- Work required
With the pictures omitted, write out the entries that follow exactly as they stand.

- Dataset rows
**********
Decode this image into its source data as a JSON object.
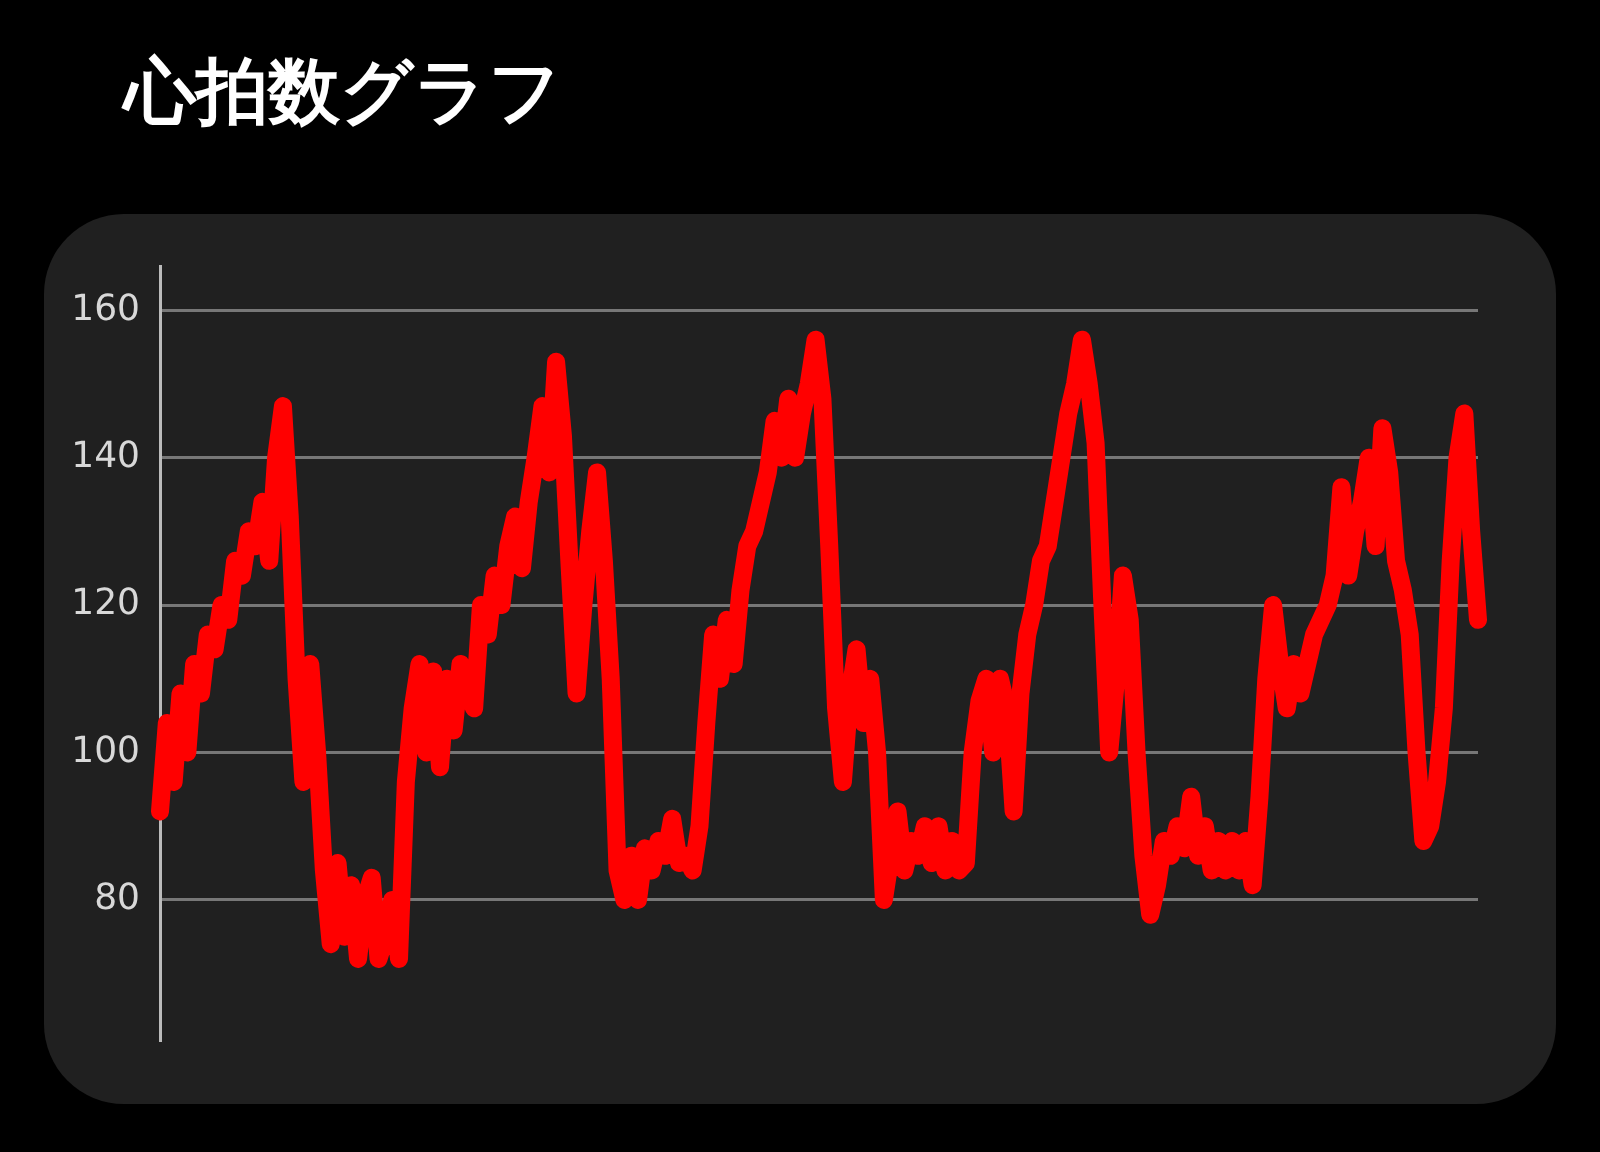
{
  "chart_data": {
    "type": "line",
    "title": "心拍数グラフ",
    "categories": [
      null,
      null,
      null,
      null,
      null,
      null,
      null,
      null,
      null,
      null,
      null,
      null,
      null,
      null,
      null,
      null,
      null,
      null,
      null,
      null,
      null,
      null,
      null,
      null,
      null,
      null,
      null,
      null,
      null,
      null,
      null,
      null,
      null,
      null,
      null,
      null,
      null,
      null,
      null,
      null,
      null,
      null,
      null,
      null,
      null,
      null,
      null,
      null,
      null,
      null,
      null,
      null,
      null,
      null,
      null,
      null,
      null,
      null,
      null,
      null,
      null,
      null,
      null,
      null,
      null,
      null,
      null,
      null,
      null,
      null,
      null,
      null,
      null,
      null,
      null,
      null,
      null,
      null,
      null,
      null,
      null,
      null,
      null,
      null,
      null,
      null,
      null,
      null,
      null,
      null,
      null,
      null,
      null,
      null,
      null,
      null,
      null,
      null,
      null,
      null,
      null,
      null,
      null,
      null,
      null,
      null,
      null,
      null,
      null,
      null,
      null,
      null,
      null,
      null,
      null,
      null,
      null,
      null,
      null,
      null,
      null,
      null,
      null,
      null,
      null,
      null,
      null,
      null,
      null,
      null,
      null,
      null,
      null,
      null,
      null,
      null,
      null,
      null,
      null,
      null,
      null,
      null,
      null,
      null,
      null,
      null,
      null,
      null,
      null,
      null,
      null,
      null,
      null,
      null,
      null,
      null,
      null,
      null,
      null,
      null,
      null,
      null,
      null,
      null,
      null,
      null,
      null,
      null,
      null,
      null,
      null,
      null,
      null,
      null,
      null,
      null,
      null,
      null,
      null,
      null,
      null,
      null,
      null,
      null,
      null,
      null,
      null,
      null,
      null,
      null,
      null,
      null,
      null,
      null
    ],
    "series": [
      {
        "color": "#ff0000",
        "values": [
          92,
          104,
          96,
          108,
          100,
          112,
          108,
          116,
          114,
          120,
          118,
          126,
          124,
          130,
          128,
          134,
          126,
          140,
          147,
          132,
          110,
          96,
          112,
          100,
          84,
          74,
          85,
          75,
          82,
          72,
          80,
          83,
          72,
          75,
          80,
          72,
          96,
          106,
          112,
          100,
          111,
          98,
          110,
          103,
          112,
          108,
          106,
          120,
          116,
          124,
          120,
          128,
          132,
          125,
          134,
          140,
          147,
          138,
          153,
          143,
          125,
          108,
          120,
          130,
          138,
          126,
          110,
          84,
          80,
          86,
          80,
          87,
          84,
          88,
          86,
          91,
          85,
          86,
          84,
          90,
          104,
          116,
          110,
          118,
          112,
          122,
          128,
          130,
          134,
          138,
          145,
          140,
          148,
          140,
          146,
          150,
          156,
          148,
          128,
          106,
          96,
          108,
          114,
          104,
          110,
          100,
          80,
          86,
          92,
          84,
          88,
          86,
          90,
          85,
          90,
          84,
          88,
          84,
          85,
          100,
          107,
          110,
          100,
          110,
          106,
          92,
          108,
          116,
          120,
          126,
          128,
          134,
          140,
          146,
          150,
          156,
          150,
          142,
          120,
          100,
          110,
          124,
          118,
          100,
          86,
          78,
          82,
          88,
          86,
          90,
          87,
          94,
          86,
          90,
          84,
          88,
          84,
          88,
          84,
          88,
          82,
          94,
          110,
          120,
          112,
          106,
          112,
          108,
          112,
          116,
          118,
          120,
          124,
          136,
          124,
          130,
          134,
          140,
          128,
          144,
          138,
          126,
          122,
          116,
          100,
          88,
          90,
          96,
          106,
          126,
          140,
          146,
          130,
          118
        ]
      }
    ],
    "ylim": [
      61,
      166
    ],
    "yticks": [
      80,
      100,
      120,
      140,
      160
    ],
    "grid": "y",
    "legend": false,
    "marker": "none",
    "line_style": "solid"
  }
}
**********
- Response for this exercise
Decode this image into its source data as a JSON object.
{
  "chart_data": {
    "type": "line",
    "title": "心拍数グラフ",
    "categories": [
      null,
      null,
      null,
      null,
      null,
      null,
      null,
      null,
      null,
      null,
      null,
      null,
      null,
      null,
      null,
      null,
      null,
      null,
      null,
      null,
      null,
      null,
      null,
      null,
      null,
      null,
      null,
      null,
      null,
      null,
      null,
      null,
      null,
      null,
      null,
      null,
      null,
      null,
      null,
      null,
      null,
      null,
      null,
      null,
      null,
      null,
      null,
      null,
      null,
      null,
      null,
      null,
      null,
      null,
      null,
      null,
      null,
      null,
      null,
      null,
      null,
      null,
      null,
      null,
      null,
      null,
      null,
      null,
      null,
      null,
      null,
      null,
      null,
      null,
      null,
      null,
      null,
      null,
      null,
      null,
      null,
      null,
      null,
      null,
      null,
      null,
      null,
      null,
      null,
      null,
      null,
      null,
      null,
      null,
      null,
      null,
      null,
      null,
      null,
      null,
      null,
      null,
      null,
      null,
      null,
      null,
      null,
      null,
      null,
      null,
      null,
      null,
      null,
      null,
      null,
      null,
      null,
      null,
      null,
      null,
      null,
      null,
      null,
      null,
      null,
      null,
      null,
      null,
      null,
      null,
      null,
      null,
      null,
      null,
      null,
      null,
      null,
      null,
      null,
      null,
      null,
      null,
      null,
      null,
      null,
      null,
      null,
      null,
      null,
      null,
      null,
      null,
      null,
      null,
      null,
      null,
      null,
      null,
      null,
      null,
      null,
      null,
      null,
      null,
      null,
      null,
      null,
      null,
      null,
      null,
      null,
      null,
      null,
      null,
      null,
      null,
      null,
      null,
      null,
      null,
      null,
      null,
      null,
      null,
      null,
      null,
      null,
      null,
      null,
      null,
      null,
      null,
      null,
      null
    ],
    "series": [
      {
        "color": "#ff0000",
        "values": [
          92,
          104,
          96,
          108,
          100,
          112,
          108,
          116,
          114,
          120,
          118,
          126,
          124,
          130,
          128,
          134,
          126,
          140,
          147,
          132,
          110,
          96,
          112,
          100,
          84,
          74,
          85,
          75,
          82,
          72,
          80,
          83,
          72,
          75,
          80,
          72,
          96,
          106,
          112,
          100,
          111,
          98,
          110,
          103,
          112,
          108,
          106,
          120,
          116,
          124,
          120,
          128,
          132,
          125,
          134,
          140,
          147,
          138,
          153,
          143,
          125,
          108,
          120,
          130,
          138,
          126,
          110,
          84,
          80,
          86,
          80,
          87,
          84,
          88,
          86,
          91,
          85,
          86,
          84,
          90,
          104,
          116,
          110,
          118,
          112,
          122,
          128,
          130,
          134,
          138,
          145,
          140,
          148,
          140,
          146,
          150,
          156,
          148,
          128,
          106,
          96,
          108,
          114,
          104,
          110,
          100,
          80,
          86,
          92,
          84,
          88,
          86,
          90,
          85,
          90,
          84,
          88,
          84,
          85,
          100,
          107,
          110,
          100,
          110,
          106,
          92,
          108,
          116,
          120,
          126,
          128,
          134,
          140,
          146,
          150,
          156,
          150,
          142,
          120,
          100,
          110,
          124,
          118,
          100,
          86,
          78,
          82,
          88,
          86,
          90,
          87,
          94,
          86,
          90,
          84,
          88,
          84,
          88,
          84,
          88,
          82,
          94,
          110,
          120,
          112,
          106,
          112,
          108,
          112,
          116,
          118,
          120,
          124,
          136,
          124,
          130,
          134,
          140,
          128,
          144,
          138,
          126,
          122,
          116,
          100,
          88,
          90,
          96,
          106,
          126,
          140,
          146,
          130,
          118
        ]
      }
    ],
    "ylim": [
      61,
      166
    ],
    "yticks": [
      80,
      100,
      120,
      140,
      160
    ],
    "grid": "y",
    "legend": false,
    "marker": "none",
    "line_style": "solid"
  }
}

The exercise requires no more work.